== Material for the task ==

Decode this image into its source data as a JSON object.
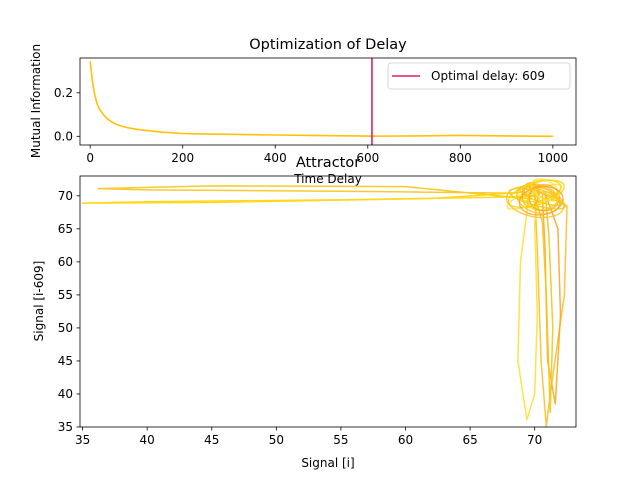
{
  "chart_data": [
    {
      "type": "line",
      "title": "Optimization of Delay",
      "xlabel": "Time Delay",
      "ylabel": "Mutual Information",
      "xlim": [
        -22,
        1050
      ],
      "ylim": [
        -0.04,
        0.36
      ],
      "xticks": [
        "0",
        "200",
        "400",
        "600",
        "800",
        "1000"
      ],
      "yticks": [
        "0.0",
        "0.2"
      ],
      "grid": false,
      "legend_position": "top-right",
      "series": [
        {
          "color": "#ffc107",
          "x": [
            0,
            5,
            10,
            15,
            20,
            30,
            40,
            50,
            60,
            80,
            100,
            150,
            200,
            250,
            300,
            400,
            500,
            600,
            609,
            700,
            800,
            900,
            1000
          ],
          "y": [
            0.345,
            0.25,
            0.19,
            0.15,
            0.125,
            0.095,
            0.075,
            0.062,
            0.052,
            0.04,
            0.032,
            0.02,
            0.013,
            0.01,
            0.009,
            0.006,
            0.003,
            0.001,
            0.0005,
            0.002,
            0.004,
            0.002,
            0.0
          ]
        }
      ],
      "vline": {
        "x": 609,
        "label": "Optimal delay: 609",
        "color": "#e91e63"
      }
    },
    {
      "type": "line",
      "title": "Attractor",
      "xlabel": "Signal [i]",
      "ylabel": "Signal [i-609]",
      "xlim": [
        34.8,
        73.2
      ],
      "ylim": [
        35,
        73
      ],
      "xticks": [
        "35",
        "40",
        "45",
        "50",
        "55",
        "60",
        "65",
        "70"
      ],
      "yticks": [
        "35",
        "40",
        "45",
        "50",
        "55",
        "60",
        "65",
        "70"
      ],
      "grid": false,
      "colors": [
        "#f5c518",
        "#ffd400",
        "#fbc02d",
        "#ffe033",
        "#f9a825"
      ],
      "paths": [
        [
          [
            69.8,
            69.5
          ],
          [
            60,
            71.4
          ],
          [
            45,
            71.5
          ],
          [
            36.2,
            71.1
          ],
          [
            40,
            70.9
          ],
          [
            55,
            70.7
          ],
          [
            68.5,
            70.4
          ]
        ],
        [
          [
            70.2,
            69.9
          ],
          [
            55,
            69.4
          ],
          [
            40,
            69.1
          ],
          [
            35,
            68.9
          ],
          [
            45,
            69.0
          ],
          [
            62,
            69.6
          ],
          [
            69.5,
            70.6
          ]
        ],
        [
          [
            70.1,
            70.8
          ],
          [
            72.5,
            68.5
          ],
          [
            72.3,
            55
          ],
          [
            71.2,
            40
          ],
          [
            70.9,
            35.1
          ],
          [
            70.5,
            45
          ],
          [
            70.2,
            62
          ],
          [
            70.0,
            70.5
          ]
        ],
        [
          [
            69.6,
            70.6
          ],
          [
            68.9,
            60
          ],
          [
            68.7,
            45
          ],
          [
            69.4,
            36.1
          ],
          [
            70.0,
            40
          ],
          [
            70.2,
            52
          ],
          [
            70.0,
            66
          ],
          [
            70.4,
            70.8
          ]
        ],
        [
          [
            70.8,
            70.4
          ],
          [
            71.8,
            65
          ],
          [
            72.0,
            52
          ],
          [
            71.6,
            38.5
          ],
          [
            71.0,
            45
          ],
          [
            70.8,
            62
          ],
          [
            70.6,
            70.2
          ]
        ],
        [
          [
            70.0,
            70.0
          ],
          [
            70.6,
            66
          ],
          [
            70.9,
            55
          ],
          [
            71.2,
            37.2
          ],
          [
            71.4,
            50
          ],
          [
            71.1,
            64
          ],
          [
            70.8,
            70.6
          ]
        ]
      ]
    }
  ]
}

===

- **Task objective**: Make an exact copy of the data above, pictures excluded.

- **Answer to the task**:
Decode this image into its source data as a JSON object.
{
  "chart_data": [
    {
      "type": "line",
      "title": "Optimization of Delay",
      "xlabel": "Time Delay",
      "ylabel": "Mutual Information",
      "xlim": [
        -22,
        1050
      ],
      "ylim": [
        -0.04,
        0.36
      ],
      "xticks": [
        "0",
        "200",
        "400",
        "600",
        "800",
        "1000"
      ],
      "yticks": [
        "0.0",
        "0.2"
      ],
      "grid": false,
      "legend_position": "top-right",
      "series": [
        {
          "color": "#ffc107",
          "x": [
            0,
            5,
            10,
            15,
            20,
            30,
            40,
            50,
            60,
            80,
            100,
            150,
            200,
            250,
            300,
            400,
            500,
            600,
            609,
            700,
            800,
            900,
            1000
          ],
          "y": [
            0.345,
            0.25,
            0.19,
            0.15,
            0.125,
            0.095,
            0.075,
            0.062,
            0.052,
            0.04,
            0.032,
            0.02,
            0.013,
            0.01,
            0.009,
            0.006,
            0.003,
            0.001,
            0.0005,
            0.002,
            0.004,
            0.002,
            0.0
          ]
        }
      ],
      "vline": {
        "x": 609,
        "label": "Optimal delay: 609",
        "color": "#e91e63"
      }
    },
    {
      "type": "line",
      "title": "Attractor",
      "xlabel": "Signal [i]",
      "ylabel": "Signal [i-609]",
      "xlim": [
        34.8,
        73.2
      ],
      "ylim": [
        35,
        73
      ],
      "xticks": [
        "35",
        "40",
        "45",
        "50",
        "55",
        "60",
        "65",
        "70"
      ],
      "yticks": [
        "35",
        "40",
        "45",
        "50",
        "55",
        "60",
        "65",
        "70"
      ],
      "grid": false,
      "colors": [
        "#f5c518",
        "#ffd400",
        "#fbc02d",
        "#ffe033",
        "#f9a825"
      ],
      "paths": [
        [
          [
            69.8,
            69.5
          ],
          [
            60,
            71.4
          ],
          [
            45,
            71.5
          ],
          [
            36.2,
            71.1
          ],
          [
            40,
            70.9
          ],
          [
            55,
            70.7
          ],
          [
            68.5,
            70.4
          ]
        ],
        [
          [
            70.2,
            69.9
          ],
          [
            55,
            69.4
          ],
          [
            40,
            69.1
          ],
          [
            35,
            68.9
          ],
          [
            45,
            69.0
          ],
          [
            62,
            69.6
          ],
          [
            69.5,
            70.6
          ]
        ],
        [
          [
            70.1,
            70.8
          ],
          [
            72.5,
            68.5
          ],
          [
            72.3,
            55
          ],
          [
            71.2,
            40
          ],
          [
            70.9,
            35.1
          ],
          [
            70.5,
            45
          ],
          [
            70.2,
            62
          ],
          [
            70.0,
            70.5
          ]
        ],
        [
          [
            69.6,
            70.6
          ],
          [
            68.9,
            60
          ],
          [
            68.7,
            45
          ],
          [
            69.4,
            36.1
          ],
          [
            70.0,
            40
          ],
          [
            70.2,
            52
          ],
          [
            70.0,
            66
          ],
          [
            70.4,
            70.8
          ]
        ],
        [
          [
            70.8,
            70.4
          ],
          [
            71.8,
            65
          ],
          [
            72.0,
            52
          ],
          [
            71.6,
            38.5
          ],
          [
            71.0,
            45
          ],
          [
            70.8,
            62
          ],
          [
            70.6,
            70.2
          ]
        ],
        [
          [
            70.0,
            70.0
          ],
          [
            70.6,
            66
          ],
          [
            70.9,
            55
          ],
          [
            71.2,
            37.2
          ],
          [
            71.4,
            50
          ],
          [
            71.1,
            64
          ],
          [
            70.8,
            70.6
          ]
        ]
      ]
    }
  ]
}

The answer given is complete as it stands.